Data supplied -
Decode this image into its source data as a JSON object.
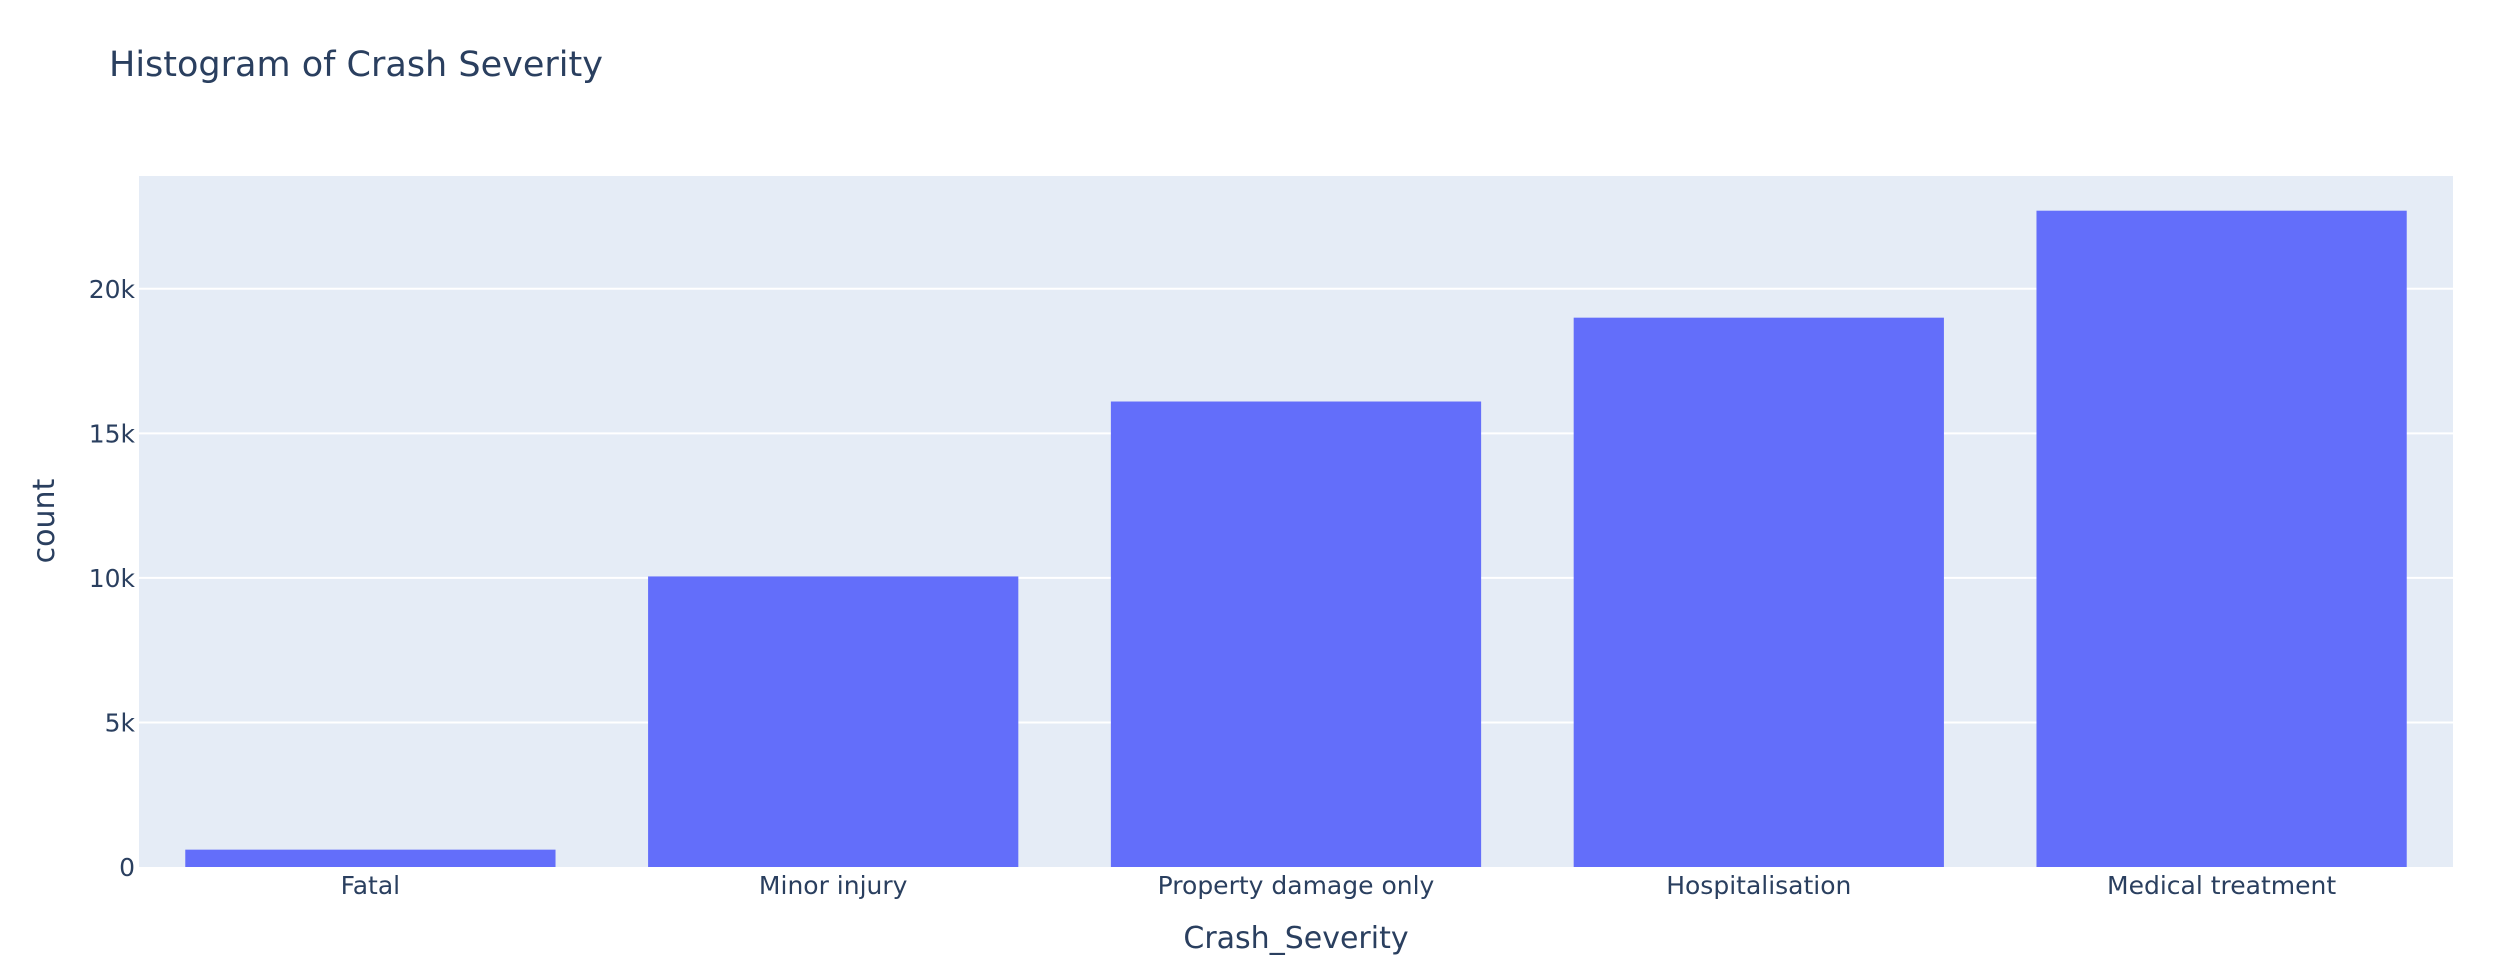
{
  "chart_data": {
    "type": "bar",
    "title": "Histogram of Crash Severity",
    "xlabel": "Crash_Severity",
    "ylabel": "count",
    "categories": [
      "Fatal",
      "Minor injury",
      "Property damage only",
      "Hospitalisation",
      "Medical treatment"
    ],
    "values": [
      600,
      10050,
      16100,
      19000,
      22700
    ],
    "ylim": [
      0,
      23900
    ],
    "yticks": [
      0,
      5000,
      10000,
      15000,
      20000
    ],
    "ytick_labels": [
      "0",
      "5k",
      "10k",
      "15k",
      "20k"
    ],
    "grid": true,
    "legend": false,
    "colors": {
      "bar": "#636efa",
      "plot_bg": "#e5ecf6",
      "grid": "#ffffff",
      "text": "#2a3f5f"
    }
  }
}
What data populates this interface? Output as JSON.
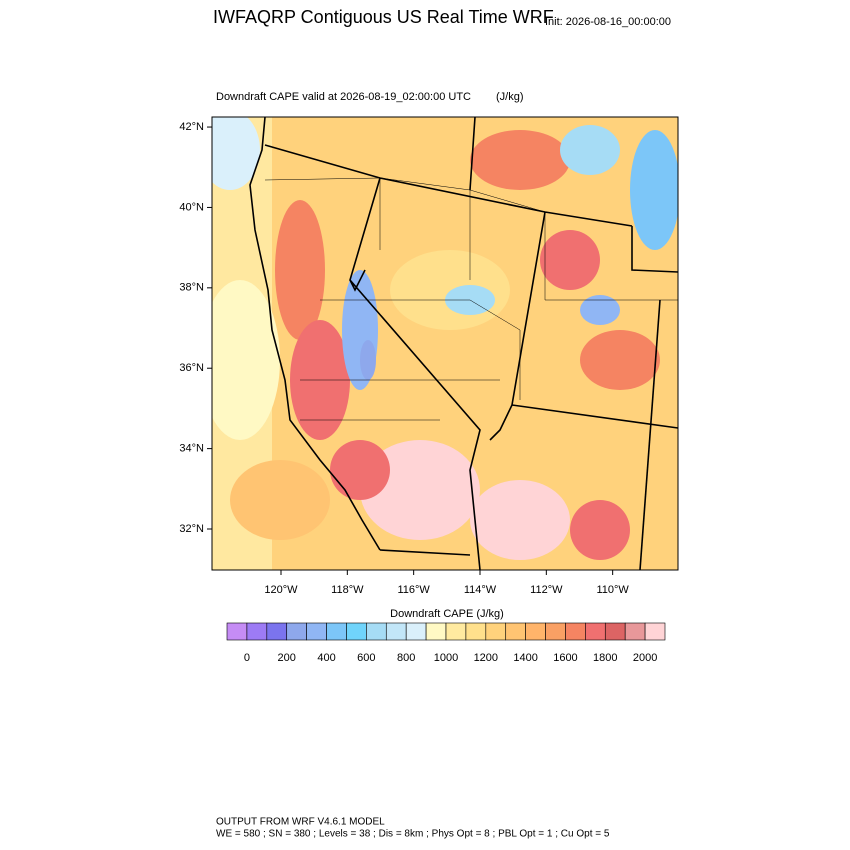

The task -
Would you mind returning each entry above word for word, skipping the images?

Output -
Decode this image into its source data as a JSON object.
{
  "chart_data": {
    "type": "bar",
    "title": "Histogram of Crash Severity",
    "xlabel": "Crash_Severity",
    "ylabel": "count",
    "categories": [
      "Fatal",
      "Minor injury",
      "Property damage only",
      "Hospitalisation",
      "Medical treatment"
    ],
    "values": [
      600,
      10050,
      16100,
      19000,
      22700
    ],
    "ylim": [
      0,
      23900
    ],
    "yticks": [
      0,
      5000,
      10000,
      15000,
      20000
    ],
    "ytick_labels": [
      "0",
      "5k",
      "10k",
      "15k",
      "20k"
    ],
    "grid": true,
    "legend": false,
    "colors": {
      "bar": "#636efa",
      "plot_bg": "#e5ecf6",
      "grid": "#ffffff",
      "text": "#2a3f5f"
    }
  }
}
What data populates this interface? Output as JSON.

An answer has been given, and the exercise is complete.